Exercise prompt -> Copy all the entries word for word, but omit the pictures.

(A block of data)
════════════════
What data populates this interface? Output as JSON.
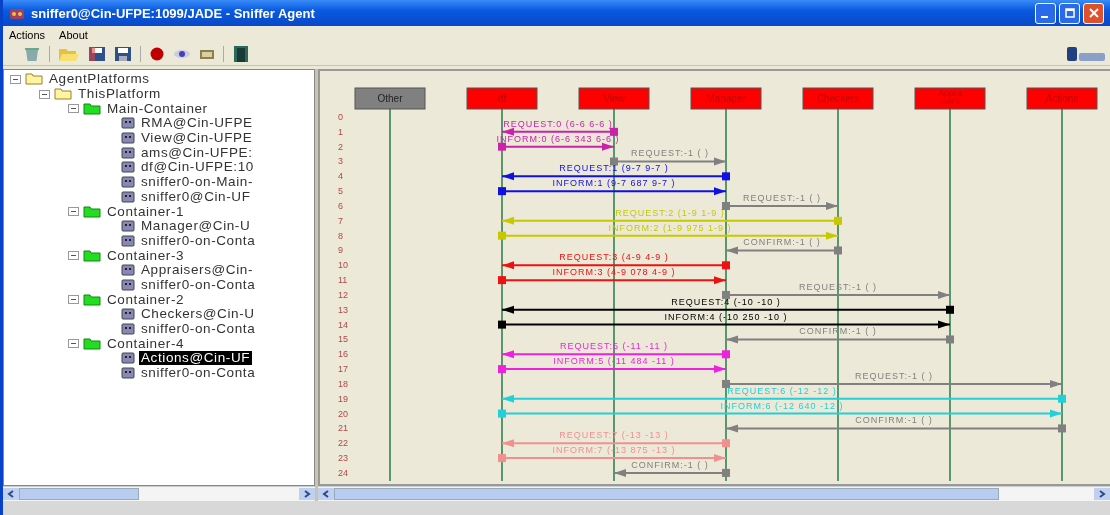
{
  "window": {
    "title": "sniffer0@Cin-UFPE:1099/JADE - Sniffer Agent"
  },
  "menu": [
    "Actions",
    "About"
  ],
  "tree": [
    {
      "label": "AgentPlatforms",
      "kind": "folder",
      "expanded": true,
      "children": [
        {
          "label": "ThisPlatform",
          "kind": "folder",
          "expanded": true,
          "children": [
            {
              "label": "Main-Container",
              "kind": "container",
              "expanded": true,
              "children": [
                {
                  "label": "RMA@Cin-UFPE",
                  "kind": "agent",
                  "selected": false
                },
                {
                  "label": "View@Cin-UFPE",
                  "kind": "agent",
                  "selected": false
                },
                {
                  "label": "ams@Cin-UFPE:",
                  "kind": "agent",
                  "selected": false
                },
                {
                  "label": "df@Cin-UFPE:10",
                  "kind": "agent",
                  "selected": false
                },
                {
                  "label": "sniffer0-on-Main-",
                  "kind": "agent",
                  "selected": false
                },
                {
                  "label": "sniffer0@Cin-UF",
                  "kind": "agent",
                  "selected": false
                }
              ]
            },
            {
              "label": "Container-1",
              "kind": "container",
              "expanded": true,
              "children": [
                {
                  "label": "Manager@Cin-U",
                  "kind": "agent",
                  "selected": false
                },
                {
                  "label": "sniffer0-on-Conta",
                  "kind": "agent",
                  "selected": false
                }
              ]
            },
            {
              "label": "Container-3",
              "kind": "container",
              "expanded": true,
              "children": [
                {
                  "label": "Appraisers@Cin-",
                  "kind": "agent",
                  "selected": false
                },
                {
                  "label": "sniffer0-on-Conta",
                  "kind": "agent",
                  "selected": false
                }
              ]
            },
            {
              "label": "Container-2",
              "kind": "container",
              "expanded": true,
              "children": [
                {
                  "label": "Checkers@Cin-U",
                  "kind": "agent",
                  "selected": false
                },
                {
                  "label": "sniffer0-on-Conta",
                  "kind": "agent",
                  "selected": false
                }
              ]
            },
            {
              "label": "Container-4",
              "kind": "container",
              "expanded": true,
              "children": [
                {
                  "label": "Actions@Cin-UF",
                  "kind": "agent",
                  "selected": true
                },
                {
                  "label": "sniffer0-on-Conta",
                  "kind": "agent",
                  "selected": false
                }
              ]
            }
          ]
        }
      ]
    }
  ],
  "agents": [
    {
      "lines": [
        "Other"
      ],
      "color": "#808080"
    },
    {
      "lines": [
        "df"
      ],
      "color": "#ff0000"
    },
    {
      "lines": [
        "View"
      ],
      "color": "#ff0000"
    },
    {
      "lines": [
        "Manager"
      ],
      "color": "#ff0000"
    },
    {
      "lines": [
        "Checkers"
      ],
      "color": "#ff0000"
    },
    {
      "lines": [
        "Appra",
        "isers"
      ],
      "color": "#ff0000"
    },
    {
      "lines": [
        "Actions"
      ],
      "color": "#ff0000"
    }
  ],
  "row_numbers": [
    "0",
    "1",
    "2",
    "3",
    "4",
    "5",
    "6",
    "7",
    "8",
    "9",
    "10",
    "11",
    "12",
    "13",
    "14",
    "15",
    "16",
    "17",
    "18",
    "19",
    "20",
    "21",
    "22",
    "23",
    "24"
  ],
  "messages": [
    {
      "label": "REQUEST:0 (6-6 6-6 )",
      "color": "#cc22aa"
    },
    {
      "label": "INFORM:0 (6-6 343 6-6 )",
      "color": "#cc22aa"
    },
    {
      "label": "REQUEST:-1 ( )",
      "color": "#808080"
    },
    {
      "label": "REQUEST:1 (9-7 9-7 )",
      "color": "#1010e0"
    },
    {
      "label": "INFORM:1 (9-7 687 9-7 )",
      "color": "#1010e0"
    },
    {
      "label": "REQUEST:-1 ( )",
      "color": "#808080"
    },
    {
      "label": "REQUEST:2 (1-9 1-9 )",
      "color": "#c8c800"
    },
    {
      "label": "INFORM:2 (1-9 975 1-9 )",
      "color": "#c8c800"
    },
    {
      "label": "CONFIRM:-1 ( )",
      "color": "#808080"
    },
    {
      "label": "REQUEST:3 (4-9 4-9 )",
      "color": "#ee1111"
    },
    {
      "label": "INFORM:3 (4-9 078 4-9 )",
      "color": "#ee1111"
    },
    {
      "label": "REQUEST:-1 ( )",
      "color": "#808080"
    },
    {
      "label": "REQUEST:4 (-10 -10 )",
      "color": "#000000"
    },
    {
      "label": "INFORM:4 (-10 250 -10 )",
      "color": "#000000"
    },
    {
      "label": "CONFIRM:-1 ( )",
      "color": "#808080"
    },
    {
      "label": "REQUEST:5 (-11 -11 )",
      "color": "#ee22dd"
    },
    {
      "label": "INFORM:5 (-11 484 -11 )",
      "color": "#ee22dd"
    },
    {
      "label": "REQUEST:-1 ( )",
      "color": "#808080"
    },
    {
      "label": "REQUEST:6 (-12 -12 )",
      "color": "#22d0d8"
    },
    {
      "label": "INFORM:6 (-12 640 -12 )",
      "color": "#22d0d8"
    },
    {
      "label": "CONFIRM:-1 ( )",
      "color": "#808080"
    },
    {
      "label": "REQUEST:7 (-13 -13 )",
      "color": "#f09090"
    },
    {
      "label": "INFORM:7 (-13 875 -13 )",
      "color": "#f09090"
    },
    {
      "label": "CONFIRM:-1 ( )",
      "color": "#808080"
    }
  ]
}
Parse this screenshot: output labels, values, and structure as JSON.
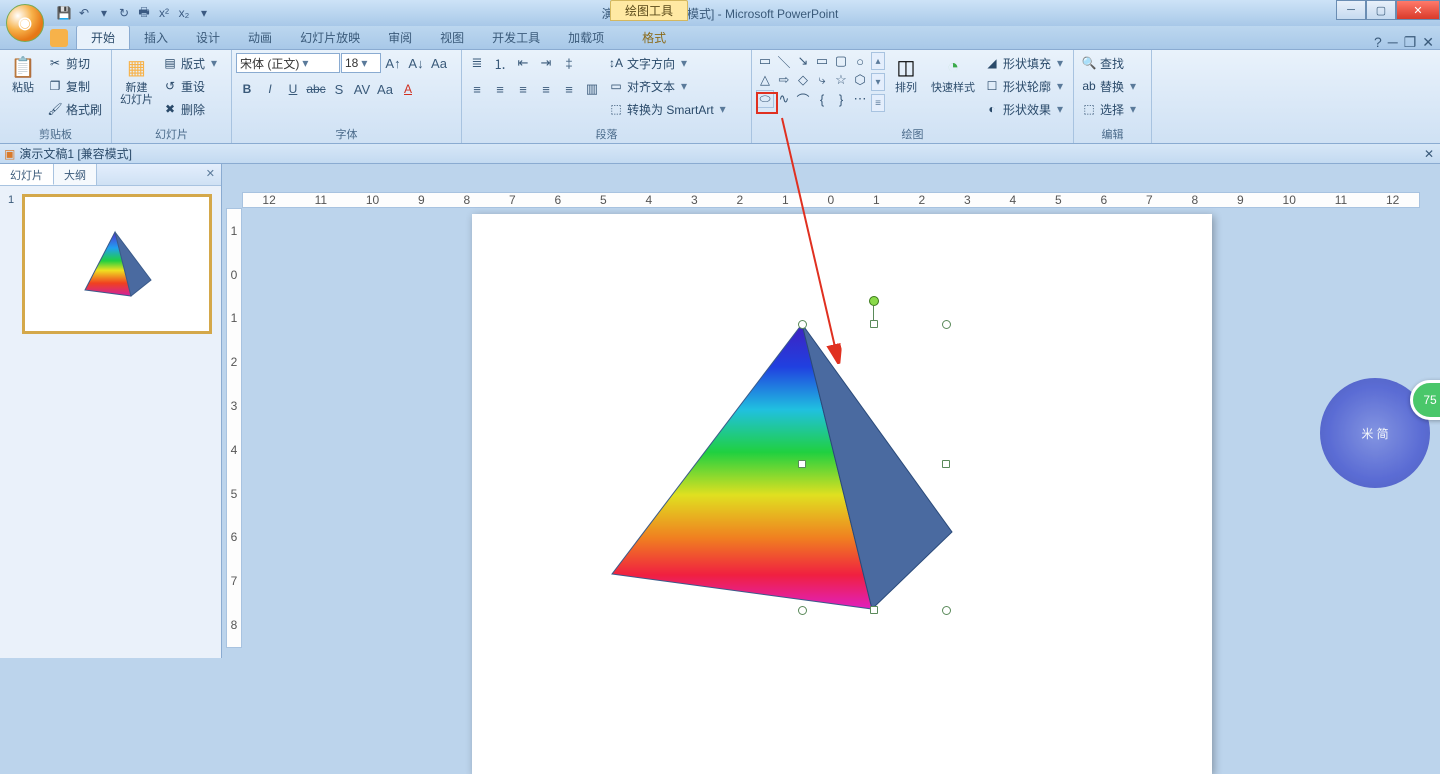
{
  "title": "演示文稿1 [兼容模式] - Microsoft PowerPoint",
  "context_tab": "绘图工具",
  "doc_title": "演示文稿1 [兼容模式]",
  "tabs": {
    "home": "开始",
    "insert": "插入",
    "design": "设计",
    "anim": "动画",
    "slideshow": "幻灯片放映",
    "review": "审阅",
    "view": "视图",
    "dev": "开发工具",
    "addins": "加载项",
    "format": "格式"
  },
  "groups": {
    "clipboard": "剪贴板",
    "slides": "幻灯片",
    "font": "字体",
    "paragraph": "段落",
    "drawing": "绘图",
    "editing": "编辑"
  },
  "clipboard": {
    "paste": "粘贴",
    "cut": "剪切",
    "copy": "复制",
    "painter": "格式刷"
  },
  "slides": {
    "newslide": "新建\n幻灯片",
    "layout": "版式",
    "reset": "重设",
    "delete": "删除"
  },
  "font": {
    "name": "宋体 (正文)",
    "size": "18"
  },
  "paragraph": {
    "dir": "文字方向",
    "align": "对齐文本",
    "smartart": "转换为 SmartArt"
  },
  "drawing": {
    "arrange": "排列",
    "quick": "快速样式",
    "fill": "形状填充",
    "outline": "形状轮廓",
    "effects": "形状效果"
  },
  "editing": {
    "find": "查找",
    "replace": "替换",
    "select": "选择"
  },
  "nav": {
    "slides_tab": "幻灯片",
    "outline_tab": "大纲",
    "slide_num": "1"
  },
  "ruler_h": [
    "12",
    "11",
    "10",
    "9",
    "8",
    "7",
    "6",
    "5",
    "4",
    "3",
    "2",
    "1",
    "0",
    "1",
    "2",
    "3",
    "4",
    "5",
    "6",
    "7",
    "8",
    "9",
    "10",
    "11",
    "12"
  ],
  "ruler_v": [
    "1",
    "0",
    "1",
    "2",
    "3",
    "4",
    "5",
    "6",
    "7",
    "8"
  ],
  "badge": "75",
  "wm_text": "米 简"
}
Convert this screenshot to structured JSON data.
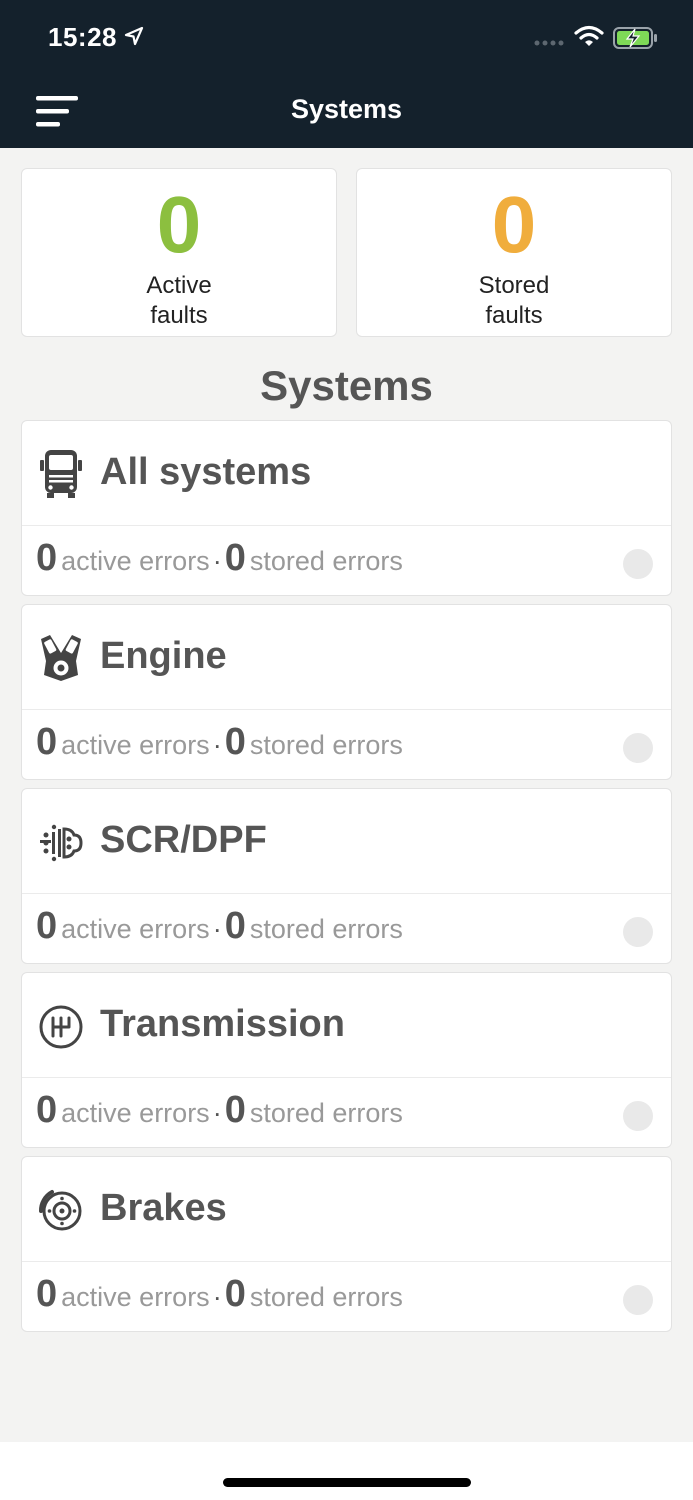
════════════════
The response ->
What data populates this interface? Output as JSON.
{
  "window": {
    "title": "sniffer0@Cin-UFPE:1099/JADE - Sniffer Agent"
  },
  "menu": [
    "Actions",
    "About"
  ],
  "tree": [
    {
      "label": "AgentPlatforms",
      "kind": "folder",
      "expanded": true,
      "children": [
        {
          "label": "ThisPlatform",
          "kind": "folder",
          "expanded": true,
          "children": [
            {
              "label": "Main-Container",
              "kind": "container",
              "expanded": true,
              "children": [
                {
                  "label": "RMA@Cin-UFPE",
                  "kind": "agent",
                  "selected": false
                },
                {
                  "label": "View@Cin-UFPE",
                  "kind": "agent",
                  "selected": false
                },
                {
                  "label": "ams@Cin-UFPE:",
                  "kind": "agent",
                  "selected": false
                },
                {
                  "label": "df@Cin-UFPE:10",
                  "kind": "agent",
                  "selected": false
                },
                {
                  "label": "sniffer0-on-Main-",
                  "kind": "agent",
                  "selected": false
                },
                {
                  "label": "sniffer0@Cin-UF",
                  "kind": "agent",
                  "selected": false
                }
              ]
            },
            {
              "label": "Container-1",
              "kind": "container",
              "expanded": true,
              "children": [
                {
                  "label": "Manager@Cin-U",
                  "kind": "agent",
                  "selected": false
                },
                {
                  "label": "sniffer0-on-Conta",
                  "kind": "agent",
                  "selected": false
                }
              ]
            },
            {
              "label": "Container-3",
              "kind": "container",
              "expanded": true,
              "children": [
                {
                  "label": "Appraisers@Cin-",
                  "kind": "agent",
                  "selected": false
                },
                {
                  "label": "sniffer0-on-Conta",
                  "kind": "agent",
                  "selected": false
                }
              ]
            },
            {
              "label": "Container-2",
              "kind": "container",
              "expanded": true,
              "children": [
                {
                  "label": "Checkers@Cin-U",
                  "kind": "agent",
                  "selected": false
                },
                {
                  "label": "sniffer0-on-Conta",
                  "kind": "agent",
                  "selected": false
                }
              ]
            },
            {
              "label": "Container-4",
              "kind": "container",
              "expanded": true,
              "children": [
                {
                  "label": "Actions@Cin-UF",
                  "kind": "agent",
                  "selected": true
                },
                {
                  "label": "sniffer0-on-Conta",
                  "kind": "agent",
                  "selected": false
                }
              ]
            }
          ]
        }
      ]
    }
  ],
  "agents": [
    {
      "lines": [
        "Other"
      ],
      "color": "#808080"
    },
    {
      "lines": [
        "df"
      ],
      "color": "#ff0000"
    },
    {
      "lines": [
        "View"
      ],
      "color": "#ff0000"
    },
    {
      "lines": [
        "Manager"
      ],
      "color": "#ff0000"
    },
    {
      "lines": [
        "Checkers"
      ],
      "color": "#ff0000"
    },
    {
      "lines": [
        "Appra",
        "isers"
      ],
      "color": "#ff0000"
    },
    {
      "lines": [
        "Actions"
      ],
      "color": "#ff0000"
    }
  ],
  "row_numbers": [
    "0",
    "1",
    "2",
    "3",
    "4",
    "5",
    "6",
    "7",
    "8",
    "9",
    "10",
    "11",
    "12",
    "13",
    "14",
    "15",
    "16",
    "17",
    "18",
    "19",
    "20",
    "21",
    "22",
    "23",
    "24"
  ],
  "messages": [
    {
      "label": "REQUEST:0 (6-6 6-6 )",
      "color": "#cc22aa"
    },
    {
      "label": "INFORM:0 (6-6 343 6-6 )",
      "color": "#cc22aa"
    },
    {
      "label": "REQUEST:-1 ( )",
      "color": "#808080"
    },
    {
      "label": "REQUEST:1 (9-7 9-7 )",
      "color": "#1010e0"
    },
    {
      "label": "INFORM:1 (9-7 687 9-7 )",
      "color": "#1010e0"
    },
    {
      "label": "REQUEST:-1 ( )",
      "color": "#808080"
    },
    {
      "label": "REQUEST:2 (1-9 1-9 )",
      "color": "#c8c800"
    },
    {
      "label": "INFORM:2 (1-9 975 1-9 )",
      "color": "#c8c800"
    },
    {
      "label": "CONFIRM:-1 ( )",
      "color": "#808080"
    },
    {
      "label": "REQUEST:3 (4-9 4-9 )",
      "color": "#ee1111"
    },
    {
      "label": "INFORM:3 (4-9 078 4-9 )",
      "color": "#ee1111"
    },
    {
      "label": "REQUEST:-1 ( )",
      "color": "#808080"
    },
    {
      "label": "REQUEST:4 (-10 -10 )",
      "color": "#000000"
    },
    {
      "label": "INFORM:4 (-10 250 -10 )",
      "color": "#000000"
    },
    {
      "label": "CONFIRM:-1 ( )",
      "color": "#808080"
    },
    {
      "label": "REQUEST:5 (-11 -11 )",
      "color": "#ee22dd"
    },
    {
      "label": "INFORM:5 (-11 484 -11 )",
      "color": "#ee22dd"
    },
    {
      "label": "REQUEST:-1 ( )",
      "color": "#808080"
    },
    {
      "label": "REQUEST:6 (-12 -12 )",
      "color": "#22d0d8"
    },
    {
      "label": "INFORM:6 (-12 640 -12 )",
      "color": "#22d0d8"
    },
    {
      "label": "CONFIRM:-1 ( )",
      "color": "#808080"
    },
    {
      "label": "REQUEST:7 (-13 -13 )",
      "color": "#f09090"
    },
    {
      "label": "INFORM:7 (-13 875 -13 )",
      "color": "#f09090"
    },
    {
      "label": "CONFIRM:-1 ( )",
      "color": "#808080"
    }
  ]
}
Parse this screenshot: output labels, values, and structure as JSON.
{
  "title": "演示文稿1 [兼容模式] - Microsoft PowerPoint",
  "context_tab": "绘图工具",
  "doc_title": "演示文稿1 [兼容模式]",
  "tabs": {
    "home": "开始",
    "insert": "插入",
    "design": "设计",
    "anim": "动画",
    "slideshow": "幻灯片放映",
    "review": "审阅",
    "view": "视图",
    "dev": "开发工具",
    "addins": "加载项",
    "format": "格式"
  },
  "groups": {
    "clipboard": "剪贴板",
    "slides": "幻灯片",
    "font": "字体",
    "paragraph": "段落",
    "drawing": "绘图",
    "editing": "编辑"
  },
  "clipboard": {
    "paste": "粘贴",
    "cut": "剪切",
    "copy": "复制",
    "painter": "格式刷"
  },
  "slides": {
    "newslide": "新建\n幻灯片",
    "layout": "版式",
    "reset": "重设",
    "delete": "删除"
  },
  "font": {
    "name": "宋体 (正文)",
    "size": "18"
  },
  "paragraph": {
    "dir": "文字方向",
    "align": "对齐文本",
    "smartart": "转换为 SmartArt"
  },
  "drawing": {
    "arrange": "排列",
    "quick": "快速样式",
    "fill": "形状填充",
    "outline": "形状轮廓",
    "effects": "形状效果"
  },
  "editing": {
    "find": "查找",
    "replace": "替换",
    "select": "选择"
  },
  "nav": {
    "slides_tab": "幻灯片",
    "outline_tab": "大纲",
    "slide_num": "1"
  },
  "ruler_h": [
    "12",
    "11",
    "10",
    "9",
    "8",
    "7",
    "6",
    "5",
    "4",
    "3",
    "2",
    "1",
    "0",
    "1",
    "2",
    "3",
    "4",
    "5",
    "6",
    "7",
    "8",
    "9",
    "10",
    "11",
    "12"
  ],
  "ruler_v": [
    "1",
    "0",
    "1",
    "2",
    "3",
    "4",
    "5",
    "6",
    "7",
    "8"
  ],
  "badge": "75",
  "wm_text": "米 简"
}
Convert this screenshot to structured JSON data.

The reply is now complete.